◆ **Aim of the exercise**
Find the lines with the string "image" and return them.

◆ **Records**
________

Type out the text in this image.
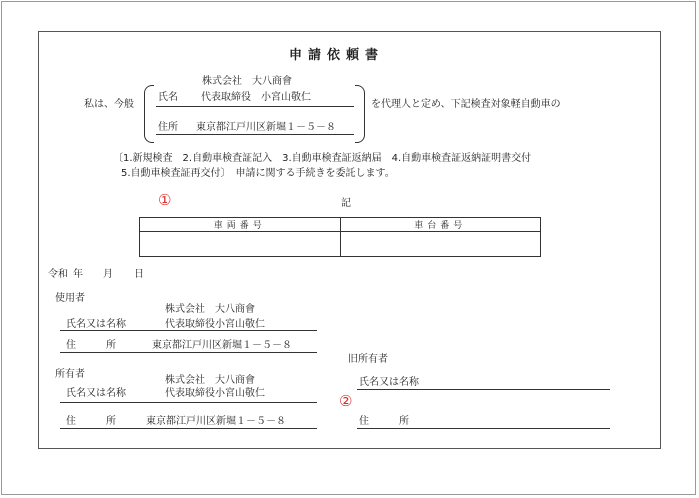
申請依頼書
私は、今般
株式会社　大八商會
氏名 代表取締役　小宮山敬仁
住所 東京都江戸川区新堀１－５－８
を代理人と定め、下記検査対象軽自動車の
〔1.新規検査　2.自動車検査証記入　3.自動車検査証返納届　4.自動車検査証返納証明書交付
5.自動車検査証再交付〕　申請に関する手続きを委託します。
①	記
車両番号	車台番号

令和 年 月 日
使用者
株式会社　大八商會
氏名又は名称	代表取締役小宮山敬仁
住　　　所	東京都江戸川区新堀１－５－８
所有者
株式会社　大八商會
氏名又は名称	代表取締役小宮山敬仁
住　　　所	東京都江戸川区新堀１－５－８
旧所有者
氏名又は名称
②
住　　　所
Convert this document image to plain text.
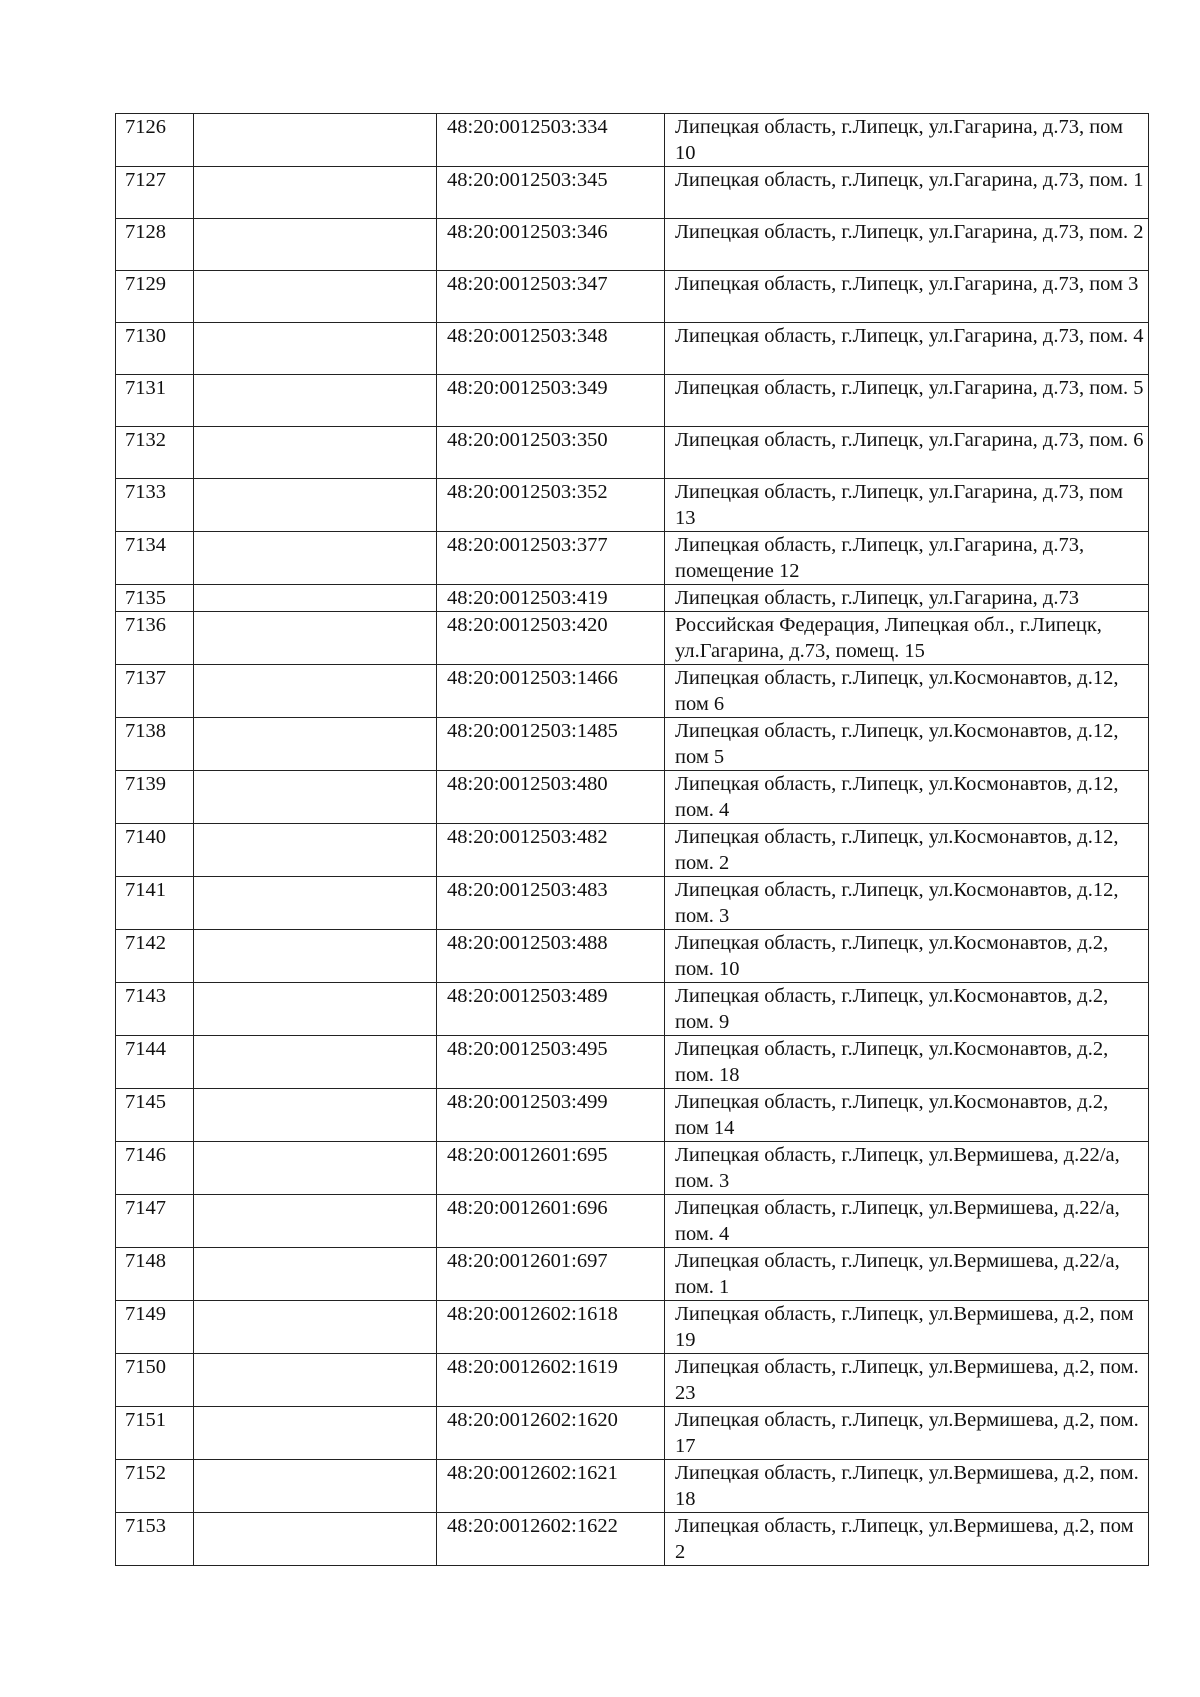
7126		48:20:0012503:334	Липецкая область, г.Липецк, ул.Гагарина, д.73, пом 10
7127		48:20:0012503:345	Липецкая область, г.Липецк, ул.Гагарина, д.73, пом. 1
7128		48:20:0012503:346	Липецкая область, г.Липецк, ул.Гагарина, д.73, пом. 2
7129		48:20:0012503:347	Липецкая область, г.Липецк, ул.Гагарина, д.73, пом 3
7130		48:20:0012503:348	Липецкая область, г.Липецк, ул.Гагарина, д.73, пом. 4
7131		48:20:0012503:349	Липецкая область, г.Липецк, ул.Гагарина, д.73, пом. 5
7132		48:20:0012503:350	Липецкая область, г.Липецк, ул.Гагарина, д.73, пом. 6
7133		48:20:0012503:352	Липецкая область, г.Липецк, ул.Гагарина, д.73, пом 13
7134		48:20:0012503:377	Липецкая область, г.Липецк, ул.Гагарина, д.73, помещение 12
7135		48:20:0012503:419	Липецкая область, г.Липецк, ул.Гагарина, д.73
7136		48:20:0012503:420	Российская Федерация, Липецкая обл., г.Липецк, ул.Гагарина, д.73, помещ. 15
7137		48:20:0012503:1466	Липецкая область, г.Липецк, ул.Космонавтов, д.12, пом 6
7138		48:20:0012503:1485	Липецкая область, г.Липецк, ул.Космонавтов, д.12, пом 5
7139		48:20:0012503:480	Липецкая область, г.Липецк, ул.Космонавтов, д.12, пом. 4
7140		48:20:0012503:482	Липецкая область, г.Липецк, ул.Космонавтов, д.12, пом. 2
7141		48:20:0012503:483	Липецкая область, г.Липецк, ул.Космонавтов, д.12, пом. 3
7142		48:20:0012503:488	Липецкая область, г.Липецк, ул.Космонавтов, д.2, пом. 10
7143		48:20:0012503:489	Липецкая область, г.Липецк, ул.Космонавтов, д.2, пом. 9
7144		48:20:0012503:495	Липецкая область, г.Липецк, ул.Космонавтов, д.2, пом. 18
7145		48:20:0012503:499	Липецкая область, г.Липецк, ул.Космонавтов, д.2, пом 14
7146		48:20:0012601:695	Липецкая область, г.Липецк, ул.Вермишева, д.22/а, пом. 3
7147		48:20:0012601:696	Липецкая область, г.Липецк, ул.Вермишева, д.22/а, пом. 4
7148		48:20:0012601:697	Липецкая область, г.Липецк, ул.Вермишева, д.22/а, пом. 1
7149		48:20:0012602:1618	Липецкая область, г.Липецк, ул.Вермишева, д.2, пом 19
7150		48:20:0012602:1619	Липецкая область, г.Липецк, ул.Вермишева, д.2, пом. 23
7151		48:20:0012602:1620	Липецкая область, г.Липецк, ул.Вермишева, д.2, пом. 17
7152		48:20:0012602:1621	Липецкая область, г.Липецк, ул.Вермишева, д.2, пом. 18
7153		48:20:0012602:1622	Липецкая область, г.Липецк, ул.Вермишева, д.2, пом 2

________

◆ **Result of this exercise**
Type out the text in this image.
Convert this document image to plain text.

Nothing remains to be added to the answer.